─── Records to process ───

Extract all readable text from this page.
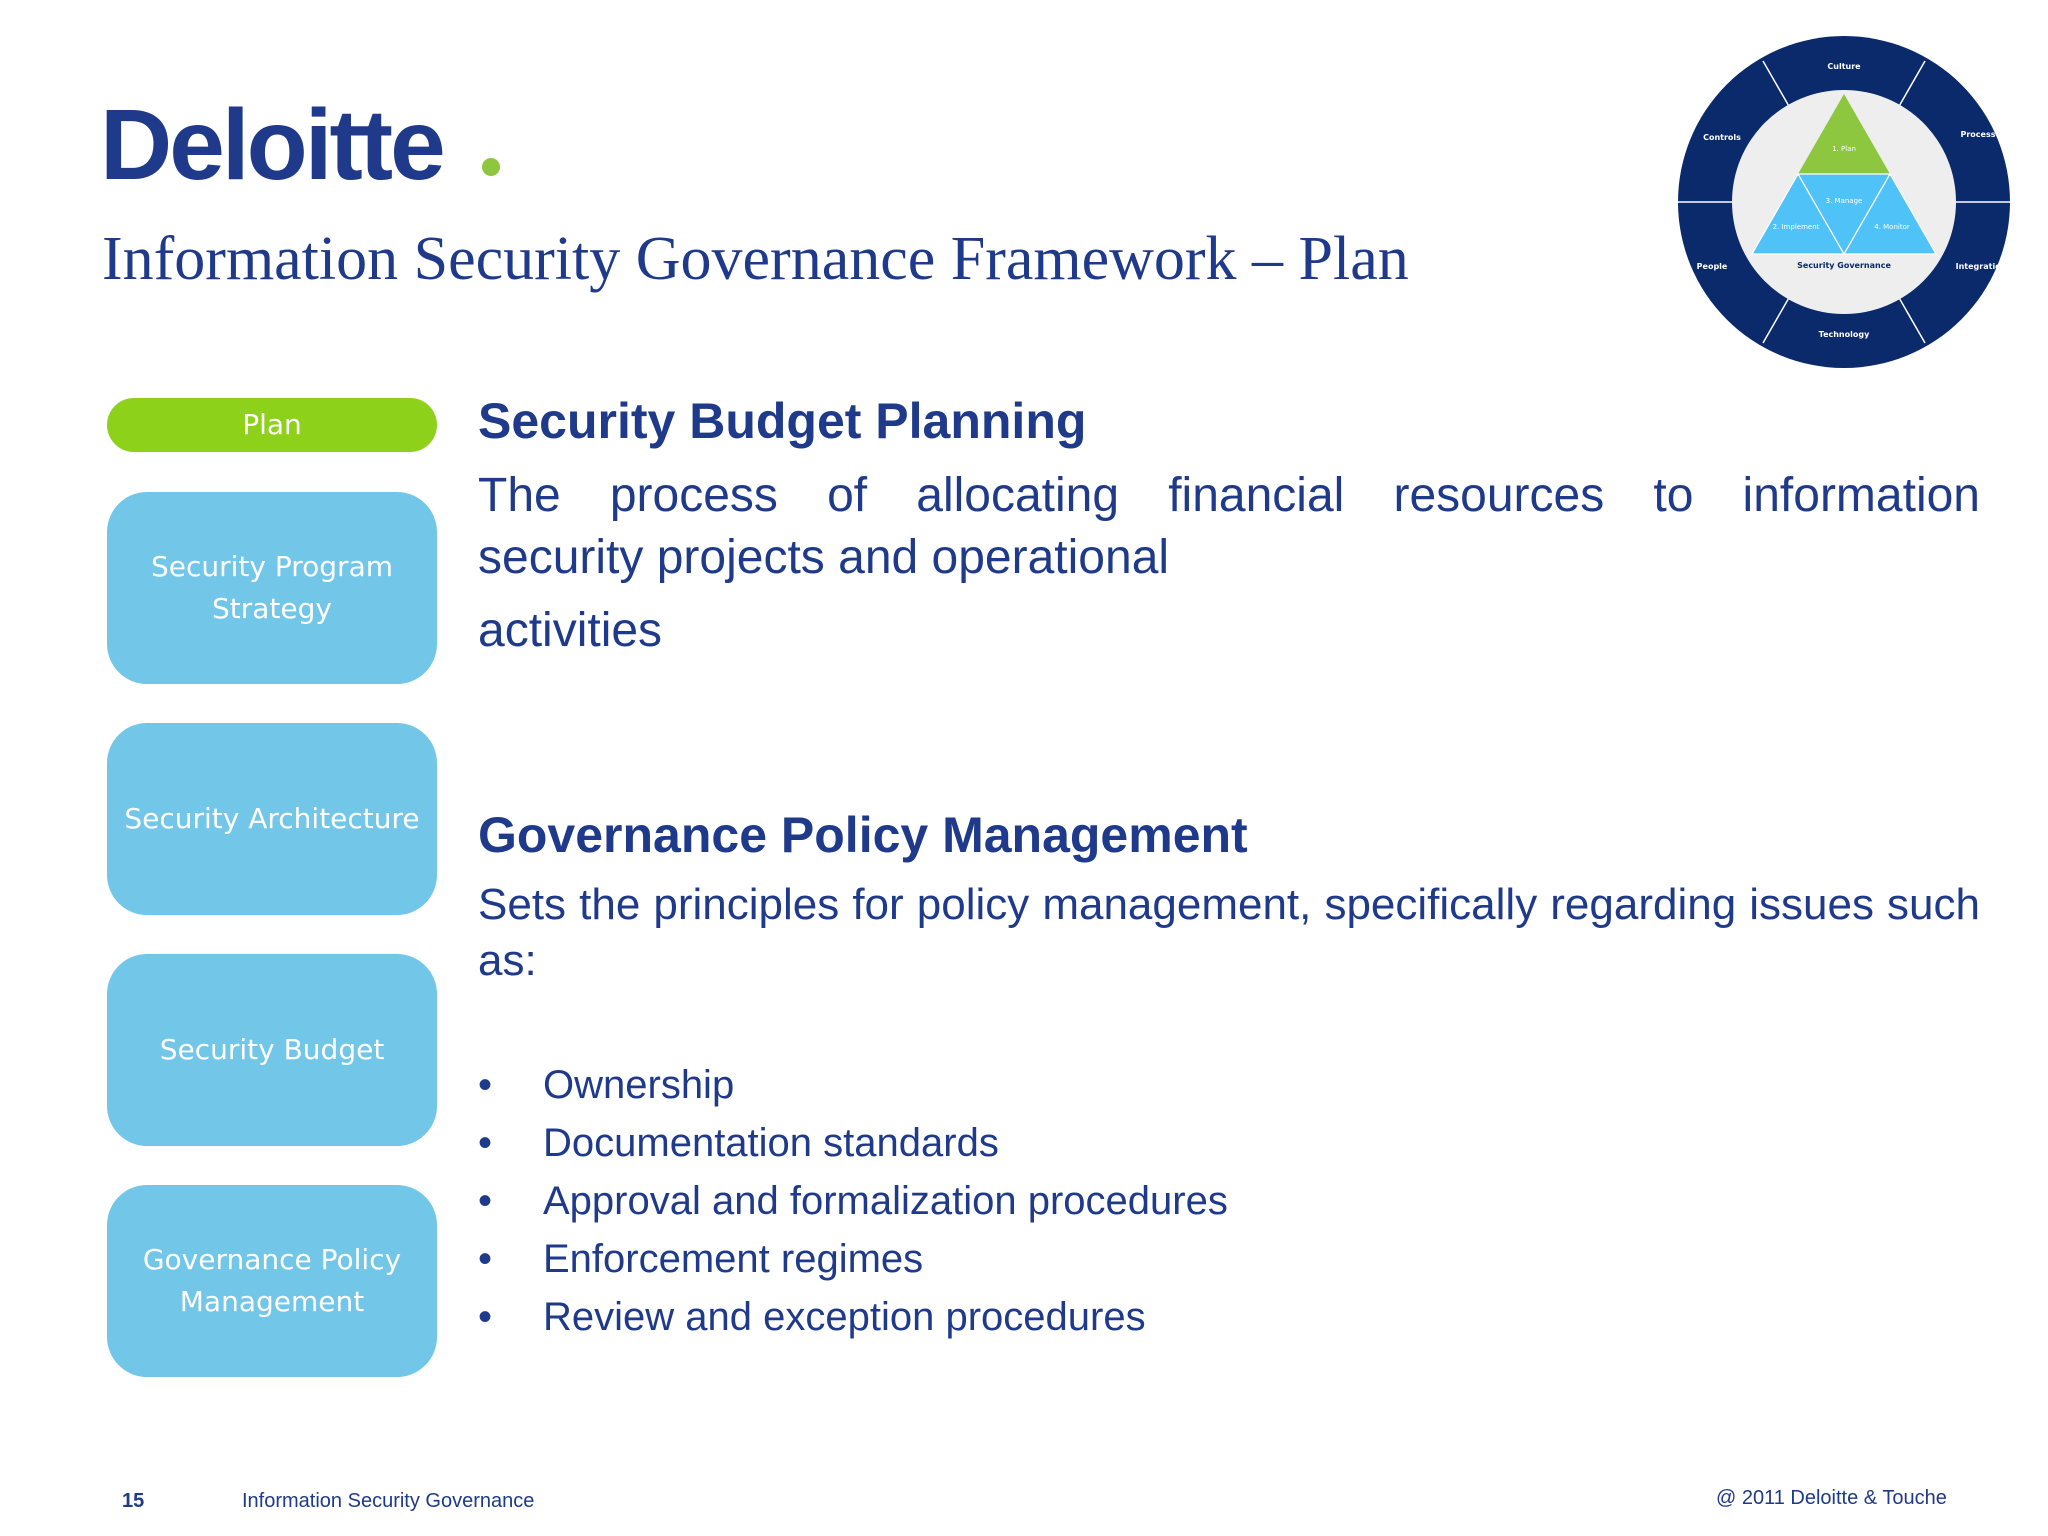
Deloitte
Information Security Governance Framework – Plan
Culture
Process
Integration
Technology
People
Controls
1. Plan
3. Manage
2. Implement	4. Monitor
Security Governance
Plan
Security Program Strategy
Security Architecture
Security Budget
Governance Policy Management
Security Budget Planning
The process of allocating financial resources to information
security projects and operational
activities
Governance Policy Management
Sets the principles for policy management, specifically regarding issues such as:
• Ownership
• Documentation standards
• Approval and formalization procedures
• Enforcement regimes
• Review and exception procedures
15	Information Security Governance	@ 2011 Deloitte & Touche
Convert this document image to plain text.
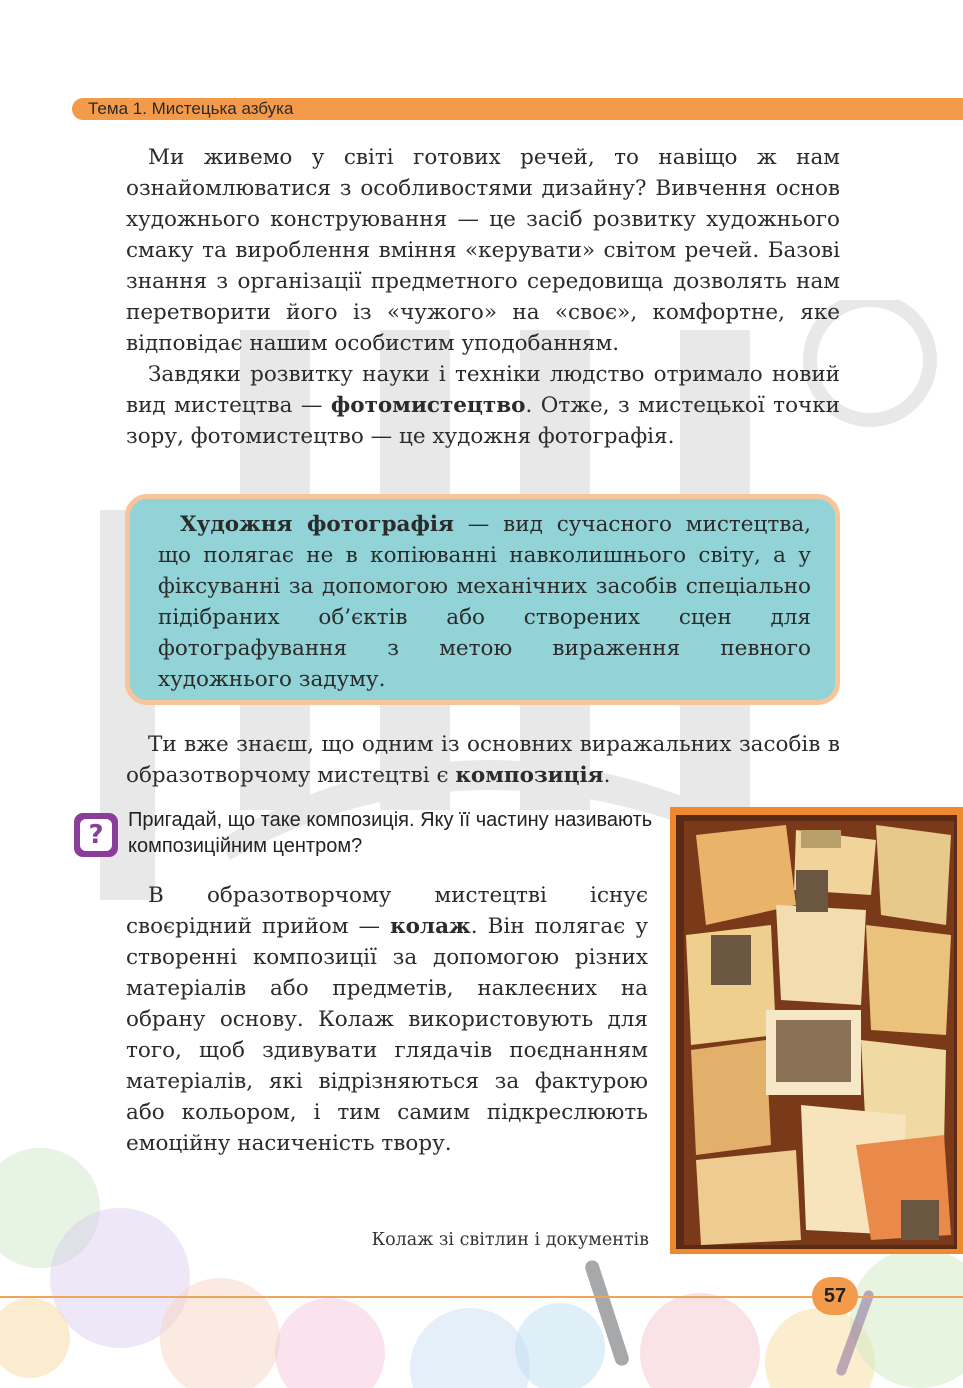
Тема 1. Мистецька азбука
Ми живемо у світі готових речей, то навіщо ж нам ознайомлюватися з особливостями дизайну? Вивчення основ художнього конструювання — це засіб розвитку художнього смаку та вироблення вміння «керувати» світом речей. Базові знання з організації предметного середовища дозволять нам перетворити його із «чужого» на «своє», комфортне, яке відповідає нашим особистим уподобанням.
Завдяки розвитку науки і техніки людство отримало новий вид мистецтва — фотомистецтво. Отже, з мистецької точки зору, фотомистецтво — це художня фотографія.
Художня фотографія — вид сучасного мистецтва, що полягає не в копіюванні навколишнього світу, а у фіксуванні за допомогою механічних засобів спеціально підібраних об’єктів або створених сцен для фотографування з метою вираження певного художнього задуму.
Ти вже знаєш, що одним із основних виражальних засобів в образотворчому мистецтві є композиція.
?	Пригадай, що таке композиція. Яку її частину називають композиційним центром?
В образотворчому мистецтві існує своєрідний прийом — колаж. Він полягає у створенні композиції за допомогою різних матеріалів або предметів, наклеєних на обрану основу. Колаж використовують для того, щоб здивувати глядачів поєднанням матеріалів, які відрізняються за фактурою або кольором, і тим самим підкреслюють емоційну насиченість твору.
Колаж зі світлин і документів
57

───

To be done — State how many lines include the string "допомогою", and nothing more.

Problem solution — 2